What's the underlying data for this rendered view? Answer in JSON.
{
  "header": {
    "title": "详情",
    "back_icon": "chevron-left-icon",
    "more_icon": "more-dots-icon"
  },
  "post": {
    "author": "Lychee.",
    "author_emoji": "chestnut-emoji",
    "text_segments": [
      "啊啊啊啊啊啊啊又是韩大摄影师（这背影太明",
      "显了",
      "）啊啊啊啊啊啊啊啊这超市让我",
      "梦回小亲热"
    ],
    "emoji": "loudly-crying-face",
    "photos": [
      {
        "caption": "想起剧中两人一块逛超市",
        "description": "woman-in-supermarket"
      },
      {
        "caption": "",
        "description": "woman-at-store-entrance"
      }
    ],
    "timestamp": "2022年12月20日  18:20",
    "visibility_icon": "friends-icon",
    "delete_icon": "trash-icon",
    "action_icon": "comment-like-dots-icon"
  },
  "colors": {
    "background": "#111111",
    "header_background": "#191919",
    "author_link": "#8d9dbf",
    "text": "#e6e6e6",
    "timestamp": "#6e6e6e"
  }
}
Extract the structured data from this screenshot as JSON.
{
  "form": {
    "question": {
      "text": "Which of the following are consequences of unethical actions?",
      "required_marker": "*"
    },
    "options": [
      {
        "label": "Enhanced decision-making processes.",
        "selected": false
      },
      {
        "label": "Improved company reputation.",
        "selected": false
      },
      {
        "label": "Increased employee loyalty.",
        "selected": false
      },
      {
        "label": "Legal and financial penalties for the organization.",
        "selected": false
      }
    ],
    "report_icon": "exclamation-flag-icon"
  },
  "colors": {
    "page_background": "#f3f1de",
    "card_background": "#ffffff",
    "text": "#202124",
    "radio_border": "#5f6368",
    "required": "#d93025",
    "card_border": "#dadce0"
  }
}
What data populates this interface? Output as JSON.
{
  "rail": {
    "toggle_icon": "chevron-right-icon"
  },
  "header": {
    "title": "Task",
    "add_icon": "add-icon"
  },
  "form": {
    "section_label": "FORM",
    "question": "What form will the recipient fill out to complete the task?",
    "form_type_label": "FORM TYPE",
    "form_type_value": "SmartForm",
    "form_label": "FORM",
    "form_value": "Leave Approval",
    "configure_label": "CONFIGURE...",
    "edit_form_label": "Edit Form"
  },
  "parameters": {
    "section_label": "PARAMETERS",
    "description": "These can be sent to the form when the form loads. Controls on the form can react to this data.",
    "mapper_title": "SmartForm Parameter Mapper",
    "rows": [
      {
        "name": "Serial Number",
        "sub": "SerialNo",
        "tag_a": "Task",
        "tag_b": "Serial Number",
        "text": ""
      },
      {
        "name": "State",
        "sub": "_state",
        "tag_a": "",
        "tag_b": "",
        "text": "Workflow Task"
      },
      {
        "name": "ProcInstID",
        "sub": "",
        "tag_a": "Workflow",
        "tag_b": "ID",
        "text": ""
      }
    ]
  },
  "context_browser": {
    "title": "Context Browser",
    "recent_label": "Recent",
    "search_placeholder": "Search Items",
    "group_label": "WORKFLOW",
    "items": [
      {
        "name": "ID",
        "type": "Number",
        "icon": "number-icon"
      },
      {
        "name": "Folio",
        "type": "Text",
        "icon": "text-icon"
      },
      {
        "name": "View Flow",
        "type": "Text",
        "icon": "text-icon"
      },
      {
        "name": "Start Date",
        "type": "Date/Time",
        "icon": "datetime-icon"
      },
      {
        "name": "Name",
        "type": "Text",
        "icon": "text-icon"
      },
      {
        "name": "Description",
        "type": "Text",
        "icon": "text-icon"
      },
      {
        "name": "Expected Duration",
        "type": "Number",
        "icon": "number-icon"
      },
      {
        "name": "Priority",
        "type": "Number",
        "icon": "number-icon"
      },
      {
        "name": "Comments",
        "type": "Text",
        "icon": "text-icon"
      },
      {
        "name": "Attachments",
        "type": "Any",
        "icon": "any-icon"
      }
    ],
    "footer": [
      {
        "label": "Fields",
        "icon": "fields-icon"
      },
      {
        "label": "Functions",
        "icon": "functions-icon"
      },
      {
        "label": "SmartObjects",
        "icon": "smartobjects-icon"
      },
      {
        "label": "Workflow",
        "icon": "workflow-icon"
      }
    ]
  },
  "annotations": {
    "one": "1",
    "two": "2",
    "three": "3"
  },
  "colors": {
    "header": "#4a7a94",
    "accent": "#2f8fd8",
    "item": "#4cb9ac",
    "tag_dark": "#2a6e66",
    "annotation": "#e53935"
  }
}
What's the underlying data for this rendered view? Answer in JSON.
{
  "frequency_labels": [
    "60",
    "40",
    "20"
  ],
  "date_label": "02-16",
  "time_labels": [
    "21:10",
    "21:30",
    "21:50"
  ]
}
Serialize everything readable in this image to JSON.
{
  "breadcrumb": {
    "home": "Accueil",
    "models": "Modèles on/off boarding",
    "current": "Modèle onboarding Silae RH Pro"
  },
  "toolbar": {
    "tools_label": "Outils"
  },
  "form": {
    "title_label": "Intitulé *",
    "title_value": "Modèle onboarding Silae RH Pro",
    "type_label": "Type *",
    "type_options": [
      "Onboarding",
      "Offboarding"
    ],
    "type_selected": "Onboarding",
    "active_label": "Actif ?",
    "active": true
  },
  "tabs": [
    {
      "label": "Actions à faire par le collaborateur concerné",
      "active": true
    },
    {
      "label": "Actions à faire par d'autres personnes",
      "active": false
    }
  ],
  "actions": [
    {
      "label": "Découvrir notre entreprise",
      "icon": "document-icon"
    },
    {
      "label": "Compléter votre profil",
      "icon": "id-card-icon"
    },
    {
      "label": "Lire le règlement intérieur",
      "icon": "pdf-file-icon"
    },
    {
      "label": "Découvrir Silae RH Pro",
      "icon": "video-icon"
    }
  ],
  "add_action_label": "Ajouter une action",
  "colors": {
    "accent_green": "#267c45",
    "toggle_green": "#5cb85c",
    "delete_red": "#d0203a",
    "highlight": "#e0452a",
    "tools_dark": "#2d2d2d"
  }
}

- - - -

BRIEF: Take each line of the material that contains the word "SmartForm" and list it.

RESULT FOR THIS TASK:
    "form_type_value": "SmartForm",
    "mapper_title": "SmartForm Parameter Mapper",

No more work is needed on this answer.